What you need to do
Each line below should be quoted exactly, please.

Raw records
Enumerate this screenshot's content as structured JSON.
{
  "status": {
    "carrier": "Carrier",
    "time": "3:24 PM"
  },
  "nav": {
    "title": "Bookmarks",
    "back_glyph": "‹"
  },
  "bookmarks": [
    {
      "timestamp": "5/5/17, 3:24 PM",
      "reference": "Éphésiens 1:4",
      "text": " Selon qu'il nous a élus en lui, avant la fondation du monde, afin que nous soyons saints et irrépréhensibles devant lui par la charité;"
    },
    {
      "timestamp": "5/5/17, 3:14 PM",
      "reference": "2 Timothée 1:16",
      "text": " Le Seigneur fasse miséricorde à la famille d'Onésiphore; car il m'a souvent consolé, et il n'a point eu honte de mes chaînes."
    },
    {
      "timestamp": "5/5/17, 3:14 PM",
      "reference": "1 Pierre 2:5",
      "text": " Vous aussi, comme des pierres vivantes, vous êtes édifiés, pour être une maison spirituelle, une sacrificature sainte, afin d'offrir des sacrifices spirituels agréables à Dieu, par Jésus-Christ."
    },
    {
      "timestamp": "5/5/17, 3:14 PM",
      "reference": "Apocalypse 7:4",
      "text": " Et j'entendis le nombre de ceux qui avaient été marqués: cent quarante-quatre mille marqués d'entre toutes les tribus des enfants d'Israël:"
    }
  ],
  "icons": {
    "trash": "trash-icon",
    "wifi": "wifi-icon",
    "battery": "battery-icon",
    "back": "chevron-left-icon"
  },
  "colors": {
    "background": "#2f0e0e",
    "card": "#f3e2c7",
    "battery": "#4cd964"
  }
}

Response to the task
Enumerate this screenshot's content as structured JSON.
{
  "status": {
    "carrier": "Carrier",
    "time": "3:24 PM"
  },
  "nav": {
    "title": "Bookmarks",
    "back_glyph": "‹"
  },
  "bookmarks": [
    {
      "timestamp": "5/5/17, 3:24 PM",
      "reference": "Éphésiens 1:4",
      "text": " Selon qu'il nous a élus en lui, avant la fondation du monde, afin que nous soyons saints et irrépréhensibles devant lui par la charité;"
    },
    {
      "timestamp": "5/5/17, 3:14 PM",
      "reference": "2 Timothée 1:16",
      "text": " Le Seigneur fasse miséricorde à la famille d'Onésiphore; car il m'a souvent consolé, et il n'a point eu honte de mes chaînes."
    },
    {
      "timestamp": "5/5/17, 3:14 PM",
      "reference": "1 Pierre 2:5",
      "text": " Vous aussi, comme des pierres vivantes, vous êtes édifiés, pour être une maison spirituelle, une sacrificature sainte, afin d'offrir des sacrifices spirituels agréables à Dieu, par Jésus-Christ."
    },
    {
      "timestamp": "5/5/17, 3:14 PM",
      "reference": "Apocalypse 7:4",
      "text": " Et j'entendis le nombre de ceux qui avaient été marqués: cent quarante-quatre mille marqués d'entre toutes les tribus des enfants d'Israël:"
    }
  ],
  "icons": {
    "trash": "trash-icon",
    "wifi": "wifi-icon",
    "battery": "battery-icon",
    "back": "chevron-left-icon"
  },
  "colors": {
    "background": "#2f0e0e",
    "card": "#f3e2c7",
    "battery": "#4cd964"
  }
}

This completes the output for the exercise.